» Prompt
Only the lines from the one containing "Extract all the data from this chart as JSON." through the last line below should be written out, exactly and with both ends kept.

» Extracted data

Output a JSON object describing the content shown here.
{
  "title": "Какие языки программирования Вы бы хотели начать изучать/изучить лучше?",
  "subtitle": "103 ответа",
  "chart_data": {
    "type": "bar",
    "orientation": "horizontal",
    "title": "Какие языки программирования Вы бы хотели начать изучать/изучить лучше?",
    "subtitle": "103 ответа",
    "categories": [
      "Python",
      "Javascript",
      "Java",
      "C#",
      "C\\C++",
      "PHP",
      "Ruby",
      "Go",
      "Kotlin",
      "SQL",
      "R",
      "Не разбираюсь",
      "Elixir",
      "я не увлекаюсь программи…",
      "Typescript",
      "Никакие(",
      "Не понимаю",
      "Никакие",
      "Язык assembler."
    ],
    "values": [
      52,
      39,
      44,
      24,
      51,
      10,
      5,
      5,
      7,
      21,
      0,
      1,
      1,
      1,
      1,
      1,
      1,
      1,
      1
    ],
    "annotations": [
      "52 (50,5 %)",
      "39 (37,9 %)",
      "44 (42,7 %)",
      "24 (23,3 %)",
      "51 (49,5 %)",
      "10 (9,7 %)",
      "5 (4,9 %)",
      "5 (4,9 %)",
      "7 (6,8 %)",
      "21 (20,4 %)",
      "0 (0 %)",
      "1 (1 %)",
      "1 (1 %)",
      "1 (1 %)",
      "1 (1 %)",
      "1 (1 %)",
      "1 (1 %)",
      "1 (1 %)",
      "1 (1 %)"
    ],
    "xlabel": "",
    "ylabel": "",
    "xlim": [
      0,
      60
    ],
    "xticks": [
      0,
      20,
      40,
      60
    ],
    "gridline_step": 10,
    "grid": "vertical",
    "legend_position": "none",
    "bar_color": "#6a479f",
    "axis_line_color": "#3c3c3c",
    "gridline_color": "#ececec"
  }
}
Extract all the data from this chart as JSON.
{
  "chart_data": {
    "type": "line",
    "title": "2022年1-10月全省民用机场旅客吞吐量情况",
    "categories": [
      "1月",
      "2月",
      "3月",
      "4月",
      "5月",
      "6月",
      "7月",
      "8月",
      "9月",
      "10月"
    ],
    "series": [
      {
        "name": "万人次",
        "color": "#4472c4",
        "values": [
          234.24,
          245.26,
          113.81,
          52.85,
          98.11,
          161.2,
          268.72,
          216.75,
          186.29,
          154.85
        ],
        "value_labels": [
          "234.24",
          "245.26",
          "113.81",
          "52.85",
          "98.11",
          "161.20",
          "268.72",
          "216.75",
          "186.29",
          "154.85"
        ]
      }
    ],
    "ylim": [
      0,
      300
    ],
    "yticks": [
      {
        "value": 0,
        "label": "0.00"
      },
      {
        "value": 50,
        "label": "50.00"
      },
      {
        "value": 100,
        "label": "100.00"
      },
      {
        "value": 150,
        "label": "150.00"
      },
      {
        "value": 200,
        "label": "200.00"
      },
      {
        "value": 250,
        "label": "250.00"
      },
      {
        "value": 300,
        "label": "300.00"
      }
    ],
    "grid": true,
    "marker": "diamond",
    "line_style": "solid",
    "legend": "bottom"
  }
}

» Reply
Extract all the data from this chart as JSON.
{
  "chart_data": {
    "type": "line",
    "title": "2022年1-10月全省民用机场旅客吞吐量情况",
    "categories": [
      "1月",
      "2月",
      "3月",
      "4月",
      "5月",
      "6月",
      "7月",
      "8月",
      "9月",
      "10月"
    ],
    "series": [
      {
        "name": "万人次",
        "color": "#4472c4",
        "values": [
          234.24,
          245.26,
          113.81,
          52.85,
          98.11,
          161.2,
          268.72,
          216.75,
          186.29,
          154.85
        ],
        "value_labels": [
          "234.24",
          "245.26",
          "113.81",
          "52.85",
          "98.11",
          "161.20",
          "268.72",
          "216.75",
          "186.29",
          "154.85"
        ]
      }
    ],
    "ylim": [
      0,
      300
    ],
    "yticks": [
      {
        "value": 0,
        "label": "0.00"
      },
      {
        "value": 50,
        "label": "50.00"
      },
      {
        "value": 100,
        "label": "100.00"
      },
      {
        "value": 150,
        "label": "150.00"
      },
      {
        "value": 200,
        "label": "200.00"
      },
      {
        "value": 250,
        "label": "250.00"
      },
      {
        "value": 300,
        "label": "300.00"
      }
    ],
    "grid": true,
    "marker": "diamond",
    "line_style": "solid",
    "legend": "bottom"
  }
}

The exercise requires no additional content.